Provided text ▸
☆ ☆ ☆ ☆ ☆ ☆ ☆
# First Cheese of the Year



## Goat Town (Nov 20, 2010)

I don't consider myself much of a cheese maker, more likely a cheese dabbler. I make cheese when I have "extra" milk and need to do something with it short of pouring down the drain. 

As it happened last weekend I ran out of milk jugs and no way until the following Wednesday to get more. So I could not bottle milk for sale and had more milk than my babies could drink, So I made some chevre. But not just any chevre. I used buttermilk as a starter culture instead of flora danica. Wow! what a difference. The resulting cheese was so creamy and smooth.


----------



## texgran (Mar 29, 2009)

Did you use goat buttermilk or store bought cultured? What exactly was your recipe/process? It was creamy, how was the flavor? I wonder: would kefir work in place of the buttermilk?


----------



## Goat Town (Nov 20, 2010)
☆ ☆ ☆ ☆ ☆ ☆ ☆
Extracted entries ▸
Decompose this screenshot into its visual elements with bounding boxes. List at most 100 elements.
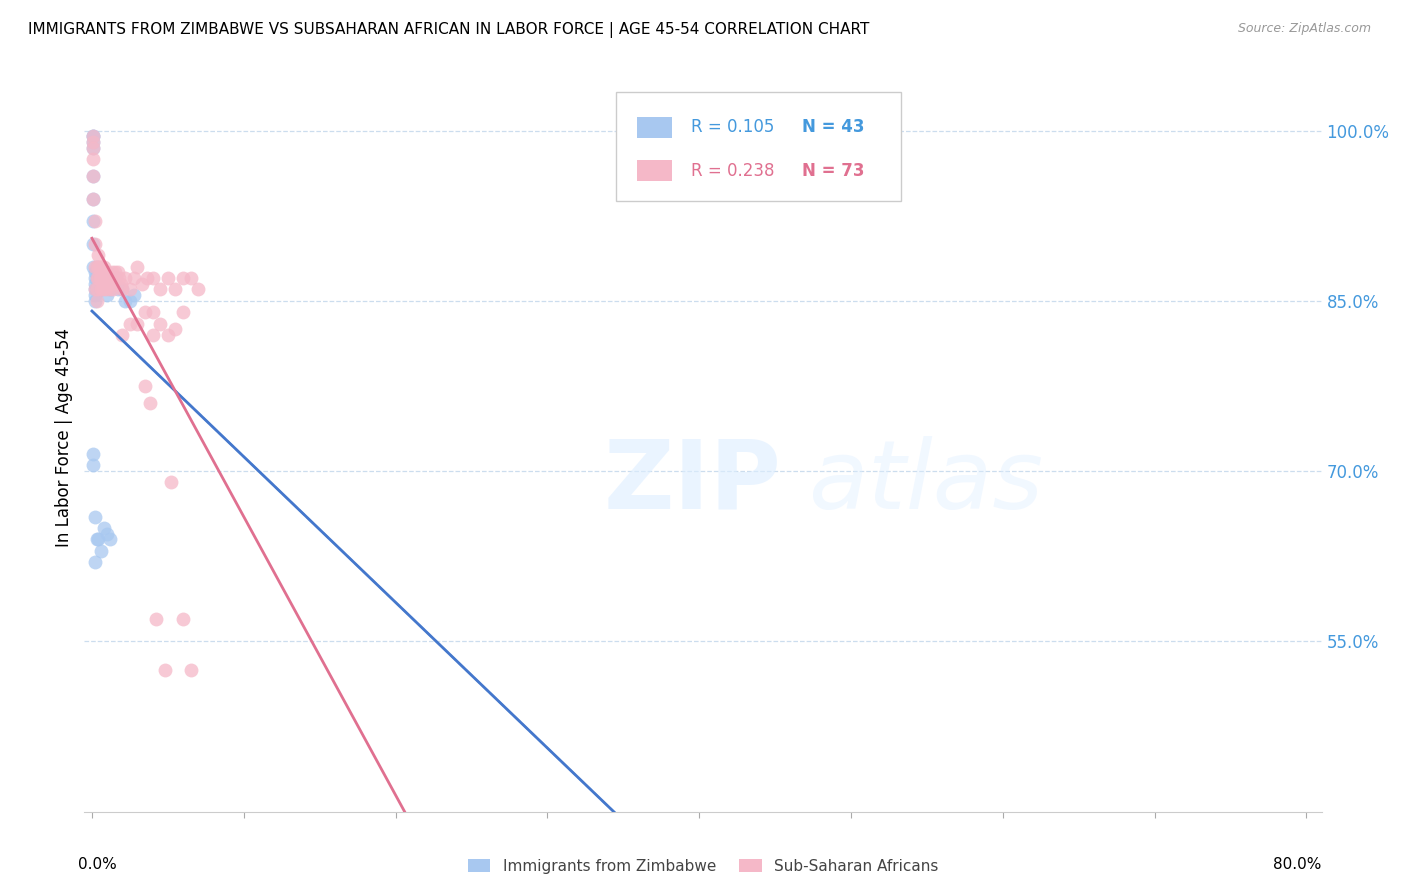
Point — [107, 265, 129, 279]
Point — [82, 135, 104, 149]
Point — [97, 271, 120, 285]
Point — [111, 283, 134, 297]
Point — [84, 288, 107, 302]
Point — [82, 169, 104, 183]
Point — [82, 447, 104, 461]
Point — [89, 271, 111, 285]
Point — [91, 271, 114, 285]
Text: Source: ZipAtlas.com: Source: ZipAtlas.com — [1237, 22, 1371, 36]
Point — [94, 283, 117, 297]
Point — [111, 327, 134, 342]
Point — [87, 271, 110, 285]
Point — [118, 293, 141, 308]
Point — [103, 271, 125, 285]
Point — [165, 322, 187, 336]
Point — [93, 521, 115, 535]
Point — [149, 283, 172, 297]
Point — [104, 265, 127, 279]
FancyBboxPatch shape — [637, 117, 672, 137]
Point — [156, 271, 179, 285]
Point — [82, 129, 104, 144]
FancyBboxPatch shape — [637, 160, 672, 181]
Point — [84, 277, 107, 291]
Point — [180, 271, 202, 285]
Point — [90, 271, 112, 285]
Point — [142, 305, 165, 319]
Point — [84, 214, 107, 228]
Point — [93, 277, 115, 291]
Text: ZIP: ZIP — [605, 435, 782, 529]
Point — [82, 237, 104, 252]
Point — [84, 260, 107, 274]
Point — [180, 663, 202, 677]
Point — [127, 317, 149, 331]
Point — [90, 283, 112, 297]
Point — [86, 271, 108, 285]
Point — [100, 265, 122, 279]
Point — [87, 533, 110, 547]
Text: N = 43: N = 43 — [801, 118, 865, 136]
Point — [84, 237, 107, 252]
Text: 0.0%: 0.0% — [79, 856, 117, 871]
Legend: Immigrants from Zimbabwe, Sub-Saharan Africans: Immigrants from Zimbabwe, Sub-Saharan Af… — [461, 853, 945, 880]
Point — [138, 396, 160, 410]
Point — [87, 260, 110, 274]
Point — [84, 555, 107, 569]
Point — [84, 283, 107, 297]
Point — [87, 283, 110, 297]
Point — [187, 283, 209, 297]
Point — [86, 283, 108, 297]
Point — [91, 283, 114, 297]
Point — [82, 140, 104, 154]
Point — [82, 169, 104, 183]
Text: R = 0.238: R = 0.238 — [690, 161, 775, 179]
Point — [114, 271, 136, 285]
Point — [84, 293, 107, 308]
Point — [96, 526, 118, 541]
Point — [96, 288, 118, 302]
Point — [82, 129, 104, 144]
Point — [82, 192, 104, 206]
Point — [91, 271, 114, 285]
Point — [86, 271, 108, 285]
Point — [100, 277, 122, 291]
Point — [145, 612, 167, 626]
Point — [135, 271, 157, 285]
Point — [84, 283, 107, 297]
Point — [98, 283, 121, 297]
Point — [84, 271, 107, 285]
Point — [90, 271, 112, 285]
Point — [118, 283, 141, 297]
Point — [172, 305, 194, 319]
Point — [107, 283, 129, 297]
Point — [82, 192, 104, 206]
Point — [114, 293, 136, 308]
Point — [124, 288, 146, 302]
Point — [86, 533, 108, 547]
Point — [86, 260, 108, 274]
Text: N = 73: N = 73 — [801, 161, 865, 179]
Point — [84, 265, 107, 279]
Point — [134, 379, 156, 393]
Point — [98, 533, 121, 547]
Text: IMMIGRANTS FROM ZIMBABWE VS SUBSAHARAN AFRICAN IN LABOR FORCE | AGE 45-54 CORREL: IMMIGRANTS FROM ZIMBABWE VS SUBSAHARAN A… — [28, 22, 869, 38]
Point — [172, 612, 194, 626]
Point — [96, 265, 118, 279]
Point — [82, 152, 104, 166]
Point — [124, 271, 146, 285]
Point — [172, 271, 194, 285]
Point — [165, 283, 187, 297]
Point — [110, 277, 132, 291]
Point — [127, 260, 149, 274]
Point — [87, 271, 110, 285]
Point — [86, 293, 108, 308]
Point — [87, 248, 110, 262]
Point — [82, 140, 104, 154]
Point — [98, 283, 121, 297]
Point — [105, 271, 128, 285]
Point — [82, 458, 104, 473]
Point — [131, 277, 153, 291]
Point — [86, 260, 108, 274]
FancyBboxPatch shape — [616, 93, 901, 201]
Point — [90, 260, 112, 274]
☆ ☆ ☆ ☆ ☆ ☆ ☆
Task set ▸
(1) Please set down, word for word, the part of the cheese thread above that opens with the words containing "I don't consider" and closes with "of the buttermilk?".
(2) List every sentence in the cheese thread above that ends with a question mark.

Responses in order ▸
(1)
I don't consider myself much of a cheese maker, more likely a cheese dabbler. I make cheese when I have "extra" milk and need to do something with it short of pouring down the drain. 

As it happened last weekend I ran out of milk jugs and no way until the following Wednesday to get more. So I could not bottle milk for sale and had more milk than my babies could drink, So I made some chevre. But not just any chevre. I used buttermilk as a starter culture instead of flora danica. Wow! what a difference. The resulting cheese was so creamy and smooth.


----------



## texgran (Mar 29, 2009)

Did you use goat buttermilk or store bought cultured? What exactly was your recipe/process? It was creamy, how was the flavor? I wonder: would kefir work in place of the buttermilk?

(2)
- Did you use goat buttermilk or store bought cultured?
- What exactly was your recipe/process?
- It was creamy, how was the flavor?
- I wonder: would kefir work in place of the buttermilk?